■ Extracted text
=-=-=-=-=
How exactly do you "manually optimize" them?

 

 

Any how i looked it up, you have to forcefully enable trim through windows, sometimes ssd's block trim if its not on a Intel machine from being enabled through there proprietary Software, so you need to forcefully enable it through a third party.

SSD don't need to "block trim", since there's nothing to block, it's a command sent to them. They can just ignore it, but if they did ignore the command, there is absolutely nothing anyone else can do about it. You can't force it, since it's not an operation, it's just information.

 

If you don't have AHCI or RAID enabled, on the other hand, or don't have your motherboard driver installed (whether it's an AMD or Intel one), then Trim would not work. Installing the drivers and setting correct mode matters.

 

 

Trim support in OS affects, primarily, drive lifespan, by marking space as available before it happens through sector map or own analysis, thus providing onboard GC with more spare capacity and allowing for a lower WA ratio.

 

It also provides an improvement in write speed when the drive is close to filled up. The effect is most noticeable when the drive has just filled up, since GC does the same on its own later otherwise.

 

 

Remarkable, i had a 12fps increase sense then.

Which was 4hours ago.

Look, I'm sorry to say this, but you're making extraordinary claims related to SSD that stand to redefine a lot of concepts about how computers work.
=-=-=-=-=
■ Task A
According to the SSD trim discussion, why can't anyone force an SSD to trim? Answer in one to three sentences.
The listing that follows is unrelated to the SSD trim discussion.
=-=-=-=-=
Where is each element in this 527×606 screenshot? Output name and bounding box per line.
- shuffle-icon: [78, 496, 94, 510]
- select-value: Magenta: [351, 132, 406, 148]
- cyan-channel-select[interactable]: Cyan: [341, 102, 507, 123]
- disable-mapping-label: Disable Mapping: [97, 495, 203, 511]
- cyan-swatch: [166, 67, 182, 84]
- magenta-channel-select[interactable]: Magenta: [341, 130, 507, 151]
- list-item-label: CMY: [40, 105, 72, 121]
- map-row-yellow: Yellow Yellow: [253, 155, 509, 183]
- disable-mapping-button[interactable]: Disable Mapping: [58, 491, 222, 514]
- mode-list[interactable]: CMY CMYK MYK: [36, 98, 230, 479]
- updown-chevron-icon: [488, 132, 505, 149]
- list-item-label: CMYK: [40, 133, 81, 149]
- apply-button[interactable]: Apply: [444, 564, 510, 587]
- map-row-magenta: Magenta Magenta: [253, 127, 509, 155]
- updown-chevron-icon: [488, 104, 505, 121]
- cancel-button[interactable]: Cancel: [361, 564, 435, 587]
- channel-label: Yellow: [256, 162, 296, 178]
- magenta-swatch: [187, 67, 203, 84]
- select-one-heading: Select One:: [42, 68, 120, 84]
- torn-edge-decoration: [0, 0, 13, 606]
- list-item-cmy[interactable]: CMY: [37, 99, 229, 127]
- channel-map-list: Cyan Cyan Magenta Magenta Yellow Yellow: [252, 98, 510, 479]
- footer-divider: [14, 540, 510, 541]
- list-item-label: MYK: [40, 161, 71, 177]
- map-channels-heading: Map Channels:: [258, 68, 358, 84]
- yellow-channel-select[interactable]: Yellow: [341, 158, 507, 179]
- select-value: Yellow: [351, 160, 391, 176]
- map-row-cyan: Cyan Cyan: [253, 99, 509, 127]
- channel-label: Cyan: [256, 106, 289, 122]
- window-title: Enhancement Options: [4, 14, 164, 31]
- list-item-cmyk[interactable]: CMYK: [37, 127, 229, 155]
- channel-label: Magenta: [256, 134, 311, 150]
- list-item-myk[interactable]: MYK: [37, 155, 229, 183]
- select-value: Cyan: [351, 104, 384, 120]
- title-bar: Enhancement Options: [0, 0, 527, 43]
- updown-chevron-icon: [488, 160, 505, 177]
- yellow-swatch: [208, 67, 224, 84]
=-=-=-=-=
■ Task B
Print the stretch of the listing from its start through the line that contains "- list-item-cmy[interactable]: CMY: [37, 99, 229, 127]", both ends included, reproducing every line exactly.

■ Exercise solution A
Trim is not an operation but a command that only passes information to the drive. The drive can ignore it, and if it does, nobody else can do anything about it.

■ Exercise solution B
Where is each element in this 527×606 screenshot? Output name and bounding box per line.
- shuffle-icon: [78, 496, 94, 510]
- select-value: Magenta: [351, 132, 406, 148]
- cyan-channel-select[interactable]: Cyan: [341, 102, 507, 123]
- disable-mapping-label: Disable Mapping: [97, 495, 203, 511]
- cyan-swatch: [166, 67, 182, 84]
- magenta-channel-select[interactable]: Magenta: [341, 130, 507, 151]
- list-item-label: CMY: [40, 105, 72, 121]
- map-row-yellow: Yellow Yellow: [253, 155, 509, 183]
- disable-mapping-button[interactable]: Disable Mapping: [58, 491, 222, 514]
- mode-list[interactable]: CMY CMYK MYK: [36, 98, 230, 479]
- updown-chevron-icon: [488, 132, 505, 149]
- list-item-label: CMYK: [40, 133, 81, 149]
- apply-button[interactable]: Apply: [444, 564, 510, 587]
- map-row-magenta: Magenta Magenta: [253, 127, 509, 155]
- updown-chevron-icon: [488, 104, 505, 121]
- cancel-button[interactable]: Cancel: [361, 564, 435, 587]
- channel-label: Yellow: [256, 162, 296, 178]
- magenta-swatch: [187, 67, 203, 84]
- select-one-heading: Select One:: [42, 68, 120, 84]
- torn-edge-decoration: [0, 0, 13, 606]
- list-item-cmy[interactable]: CMY: [37, 99, 229, 127]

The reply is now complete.